## Exercise
Gather up every line that includes the string "assembled".

## Material supplied

□ □ □ □

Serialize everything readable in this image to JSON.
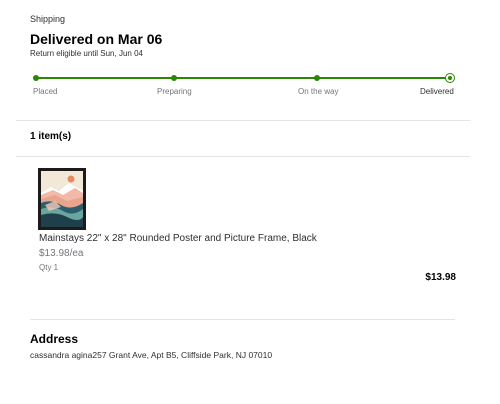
{
  "shipping": {
    "label": "Shipping",
    "status": "Delivered on Mar 06",
    "return_note": "Return eligible until Sun, Jun 04"
  },
  "tracker": {
    "color": "#2a8703",
    "steps": [
      {
        "label": "Placed",
        "completed": true
      },
      {
        "label": "Preparing",
        "completed": true
      },
      {
        "label": "On the way",
        "completed": true
      },
      {
        "label": "Delivered",
        "completed": true,
        "current": true
      }
    ]
  },
  "items": {
    "count_label": "1 item(s)",
    "list": [
      {
        "name": "Mainstays 22\" x 28\" Rounded Poster and Picture Frame, Black",
        "unit_price": "$13.98/ea",
        "quantity": "Qty 1",
        "total": "$13.98",
        "image": "framed-abstract-landscape-poster"
      }
    ]
  },
  "address": {
    "title": "Address",
    "text": "cassandra agina257 Grant Ave, Apt B5, Cliffside Park, NJ 07010"
  }
}
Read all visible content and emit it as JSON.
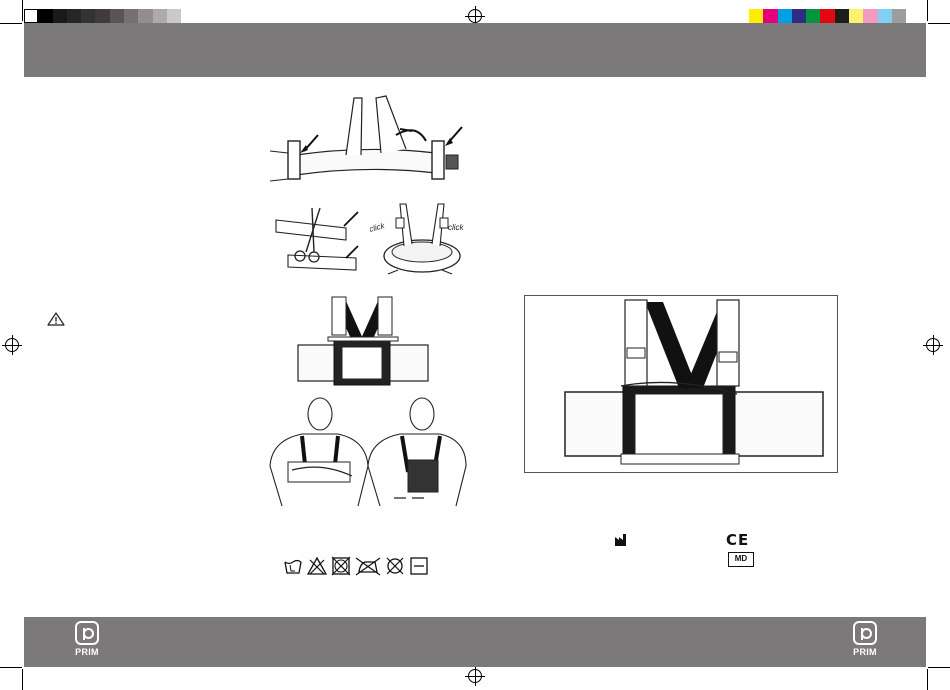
{
  "brand": {
    "name": "PRIM"
  },
  "illustrations": [
    {
      "id": "belt-with-shoulder-straps",
      "caption": ""
    },
    {
      "id": "cutting-adjustment",
      "annotation": "click"
    },
    {
      "id": "click-assembly",
      "annotation_left": "click",
      "annotation_right": "click"
    },
    {
      "id": "assembled-brace"
    },
    {
      "id": "wearing-brace"
    },
    {
      "id": "assembled-brace-framed"
    }
  ],
  "symbols": {
    "care": [
      "hand-wash-icon",
      "no-bleach-icon",
      "no-tumble-dry-icon",
      "no-iron-icon",
      "no-dry-clean-icon",
      "flat-dry-icon"
    ],
    "ce_label": "CE",
    "md_label": "MD",
    "manufacturer": "manufacturer-icon",
    "warning": "warning-icon"
  },
  "color_bar": {
    "gray": [
      "#ffffff",
      "#000000",
      "#1a1a1a",
      "#262626",
      "#333333",
      "#403c3c",
      "#5a5555",
      "#767171",
      "#928e8e",
      "#aeaaaa",
      "#cbc8c8",
      "#ffffff"
    ],
    "process": [
      "#ffed00",
      "#e5007d",
      "#009fe3",
      "#2d2e83",
      "#009640",
      "#e30613",
      "#1d1d1b",
      "#fff36d",
      "#f39ac1",
      "#7fd0f3",
      "#9d9d9c"
    ]
  },
  "band_color": "#7b7979"
}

□ □ □ □

## Answer to the task
      "id": "assembled-brace"
      "id": "assembled-brace-framed"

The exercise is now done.